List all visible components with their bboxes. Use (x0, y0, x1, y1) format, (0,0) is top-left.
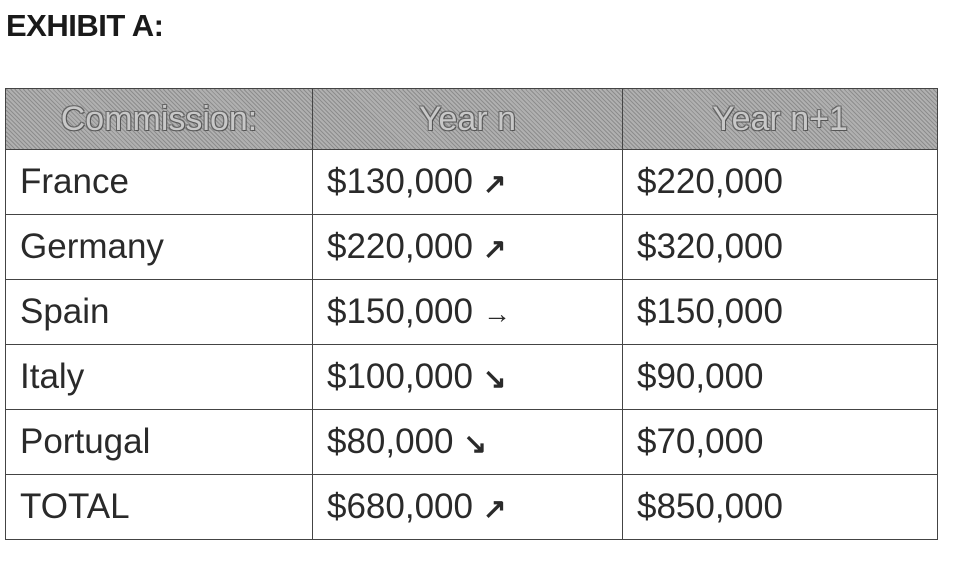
table-row: Germany $220,000 ↗ $320,000 (5, 214, 938, 280)
year-n-value: $130,000 (327, 162, 473, 201)
arrow-down-right-icon: ↘ (463, 428, 487, 459)
year-n1-cell: $70,000 (622, 409, 938, 475)
country-cell: TOTAL (5, 474, 313, 540)
year-n-cell: $80,000 ↘ (312, 409, 623, 475)
year-n-value: $680,000 (327, 487, 473, 526)
header-year-n1: Year n+1 (622, 88, 938, 150)
year-n-value: $150,000 (327, 292, 473, 331)
country-cell: Portugal (5, 409, 313, 475)
year-n-cell: $680,000 ↗ (312, 474, 623, 540)
year-n-cell: $150,000 → (312, 279, 623, 345)
year-n-cell: $100,000 ↘ (312, 344, 623, 410)
year-n-cell: $220,000 ↗ (312, 214, 623, 280)
year-n-value: $220,000 (327, 227, 473, 266)
table-row: France $130,000 ↗ $220,000 (5, 149, 938, 215)
year-n1-cell: $320,000 (622, 214, 938, 280)
header-year-n: Year n (312, 88, 623, 150)
year-n1-cell: $90,000 (622, 344, 938, 410)
arrow-down-right-icon: ↘ (482, 363, 507, 394)
year-n1-cell: $850,000 (622, 474, 938, 540)
arrow-up-right-icon: ↗ (482, 493, 507, 524)
header-row: Commission: Year n Year n+1 (5, 88, 938, 150)
arrow-up-right-icon: ↗ (482, 168, 507, 199)
year-n-value: $80,000 (327, 422, 454, 461)
header-commission: Commission: (5, 88, 313, 150)
year-n1-cell: $220,000 (622, 149, 938, 215)
exhibit-title: EXHIBIT A: (6, 8, 164, 43)
country-cell: Spain (5, 279, 313, 345)
year-n-value: $100,000 (327, 357, 473, 396)
arrow-up-right-icon: ↗ (482, 233, 507, 264)
commission-table: Commission: Year n Year n+1 France $130,0… (5, 88, 938, 540)
country-cell: France (5, 149, 313, 215)
country-cell: Germany (5, 214, 313, 280)
year-n1-cell: $150,000 (622, 279, 938, 345)
table-row: Portugal $80,000 ↘ $70,000 (5, 409, 938, 475)
table-row: Spain $150,000 → $150,000 (5, 279, 938, 345)
table-row: TOTAL $680,000 ↗ $850,000 (5, 474, 938, 540)
country-cell: Italy (5, 344, 313, 410)
table-row: Italy $100,000 ↘ $90,000 (5, 344, 938, 410)
year-n-cell: $130,000 ↗ (312, 149, 623, 215)
arrow-right-icon: → (482, 298, 511, 329)
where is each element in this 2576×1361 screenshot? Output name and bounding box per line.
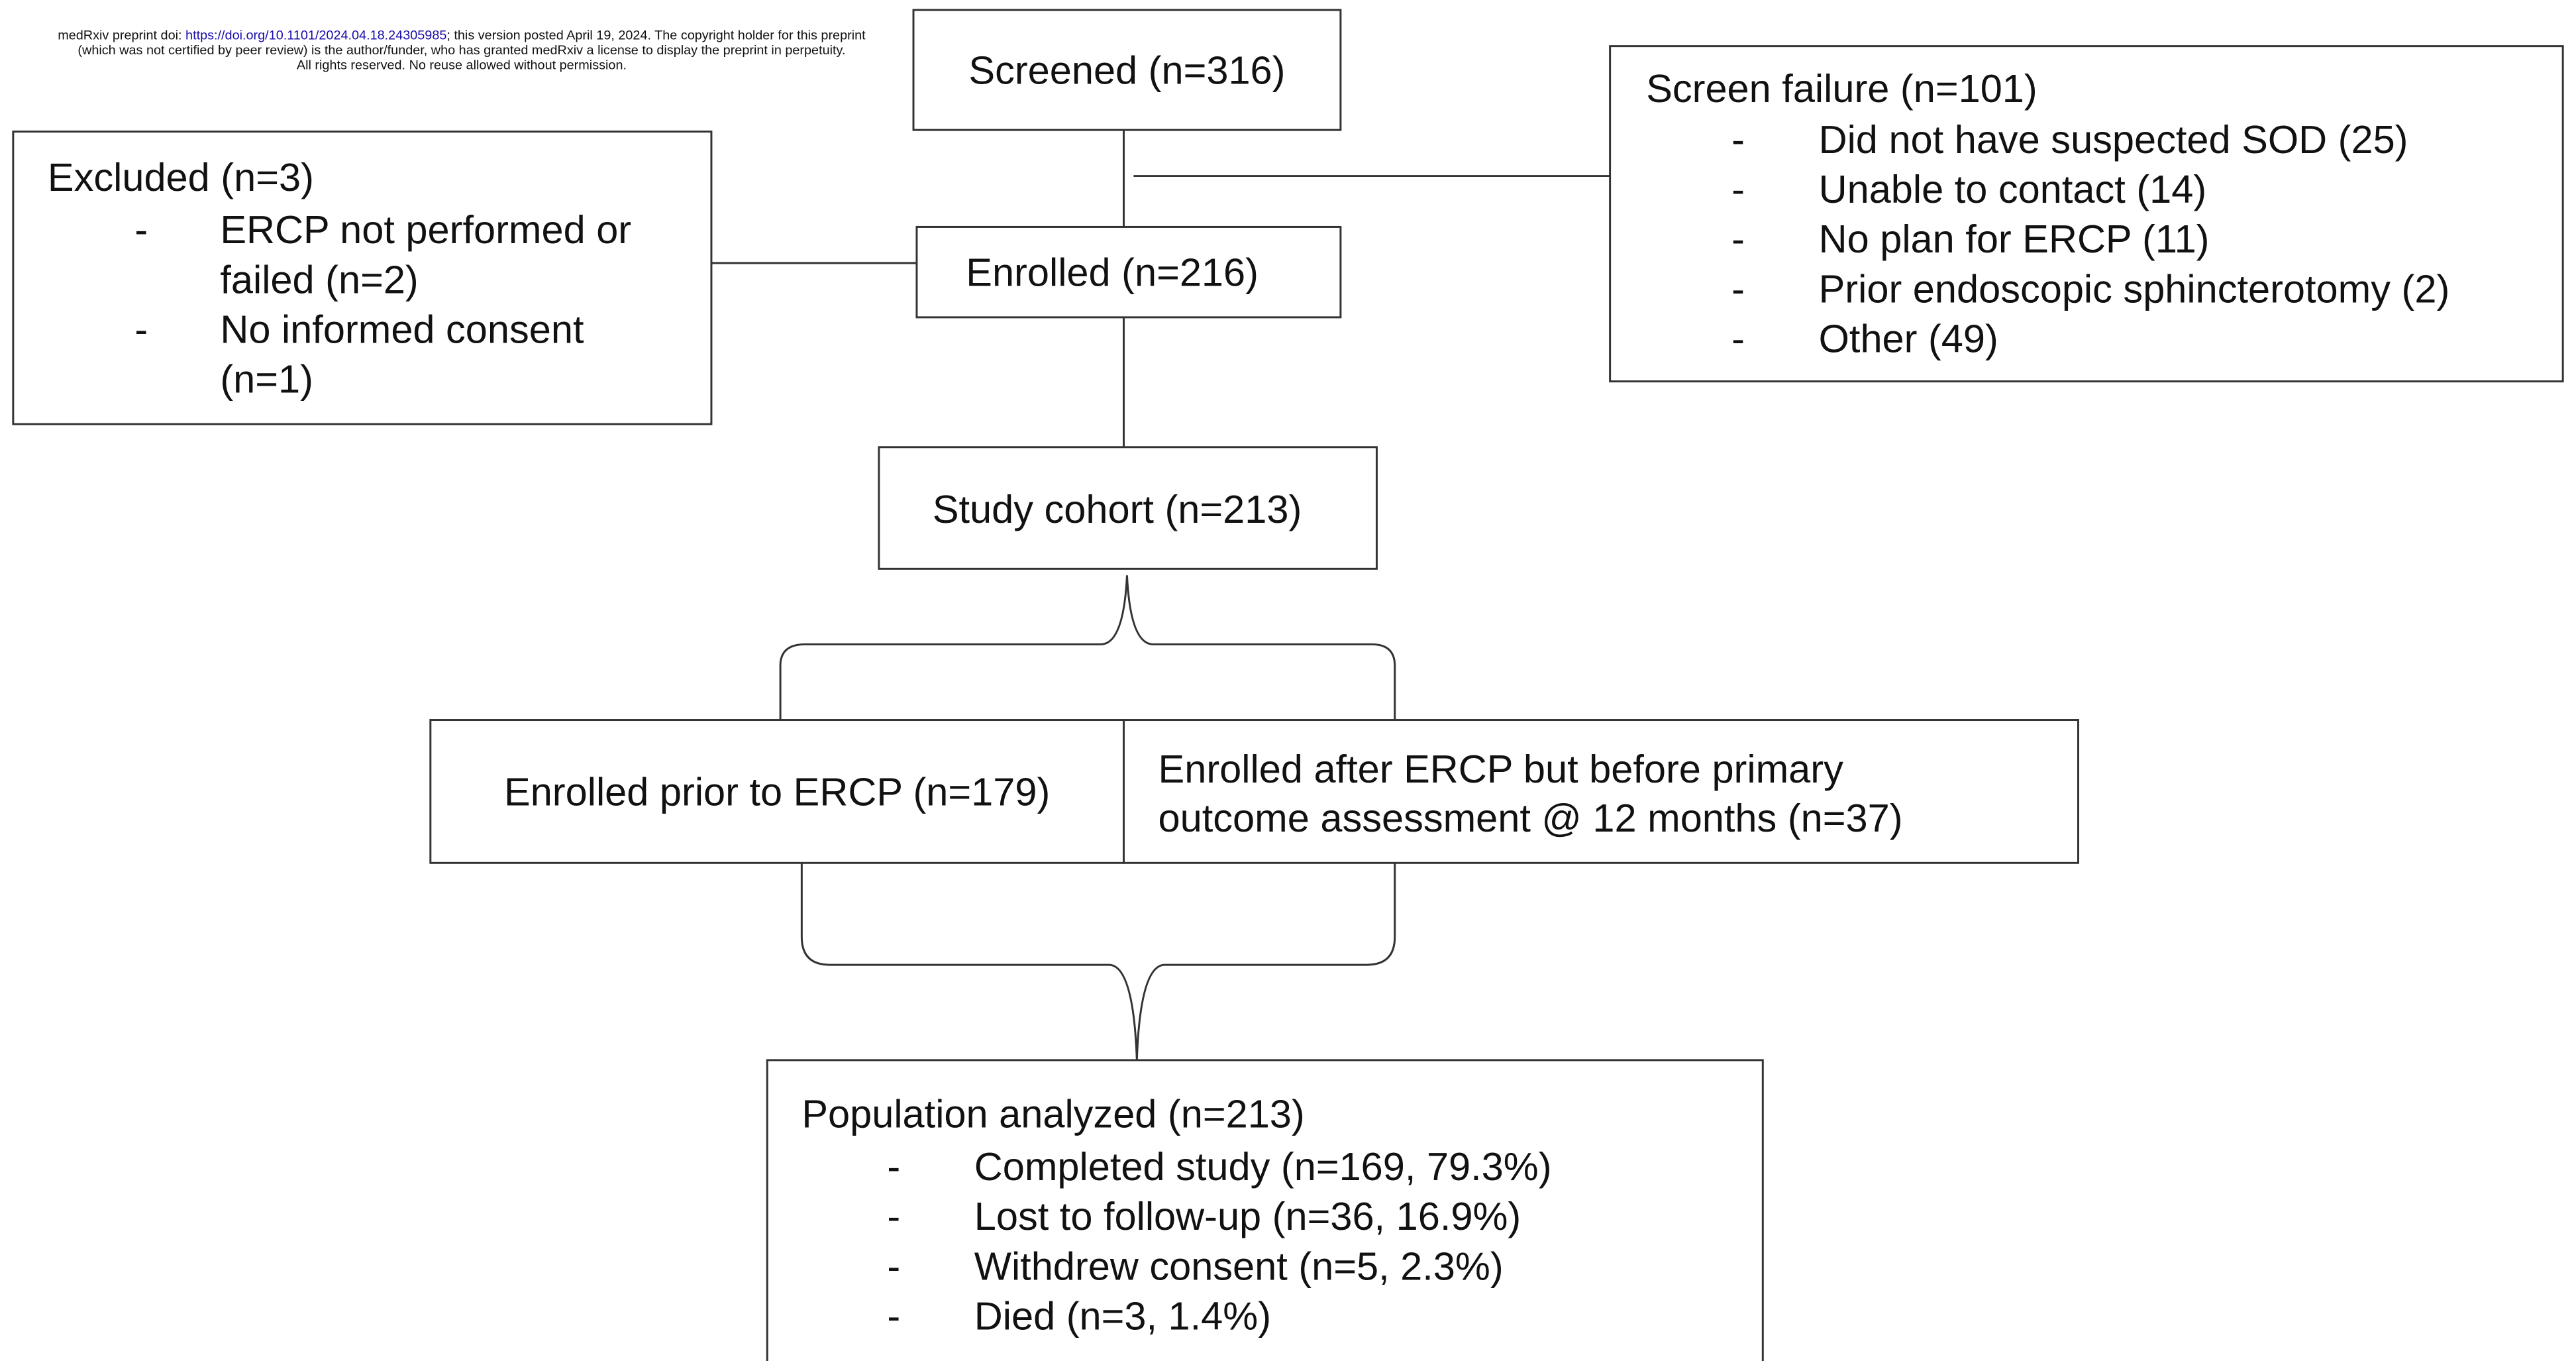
* * * * * * *
Update all of the entries above by changing every "Portugal" to "Greece" and keeping everything else the same. Leave the pictures out of your answer.

- [Solution to the exercise]
List all visible components with their bboxes. Use (x0, y0, x1, y1) format, (0,0) is top-left.
table-row: Germany $220,000 ↗ $320,000 (5, 214, 938, 280)
year-n-value: $130,000 (327, 162, 473, 201)
arrow-down-right-icon: ↘ (463, 428, 487, 459)
year-n1-cell: $70,000 (622, 409, 938, 475)
country-cell: TOTAL (5, 474, 313, 540)
year-n-cell: $80,000 ↘ (312, 409, 623, 475)
year-n-value: $680,000 (327, 487, 473, 526)
header-year-n1: Year n+1 (622, 88, 938, 150)
year-n-value: $150,000 (327, 292, 473, 331)
country-cell: Greece (5, 409, 313, 475)
year-n-cell: $680,000 ↗ (312, 474, 623, 540)
year-n-cell: $150,000 → (312, 279, 623, 345)
year-n-cell: $100,000 ↘ (312, 344, 623, 410)
year-n-cell: $220,000 ↗ (312, 214, 623, 280)
year-n-value: $220,000 (327, 227, 473, 266)
table-row: France $130,000 ↗ $220,000 (5, 149, 938, 215)
year-n1-cell: $320,000 (622, 214, 938, 280)
header-year-n: Year n (312, 88, 623, 150)
year-n1-cell: $90,000 (622, 344, 938, 410)
arrow-down-right-icon: ↘ (482, 363, 507, 394)
year-n1-cell: $850,000 (622, 474, 938, 540)
arrow-up-right-icon: ↗ (482, 493, 507, 524)
header-row: Commission: Year n Year n+1 (5, 88, 938, 150)
arrow-up-right-icon: ↗ (482, 168, 507, 199)
year-n-value: $80,000 (327, 422, 454, 461)
header-commission: Commission: (5, 88, 313, 150)
year-n1-cell: $220,000 (622, 149, 938, 215)
exhibit-title: EXHIBIT A: (6, 8, 164, 43)
country-cell: Spain (5, 279, 313, 345)
year-n-value: $100,000 (327, 357, 473, 396)
arrow-up-right-icon: ↗ (482, 233, 507, 264)
commission-table: Commission: Year n Year n+1 France $130,0… (5, 88, 938, 540)
country-cell: France (5, 149, 313, 215)
country-cell: Germany (5, 214, 313, 280)
year-n1-cell: $150,000 (622, 279, 938, 345)
table-row: Greece $80,000 ↘ $70,000 (5, 409, 938, 475)
table-row: Spain $150,000 → $150,000 (5, 279, 938, 345)
table-row: TOTAL $680,000 ↗ $850,000 (5, 474, 938, 540)
country-cell: Italy (5, 344, 313, 410)
table-row: Italy $100,000 ↘ $90,000 (5, 344, 938, 410)
year-n-cell: $130,000 ↗ (312, 149, 623, 215)
arrow-right-icon: → (482, 298, 511, 329)
where is each element in this 2576×1361 screenshot? Output name and bounding box per line.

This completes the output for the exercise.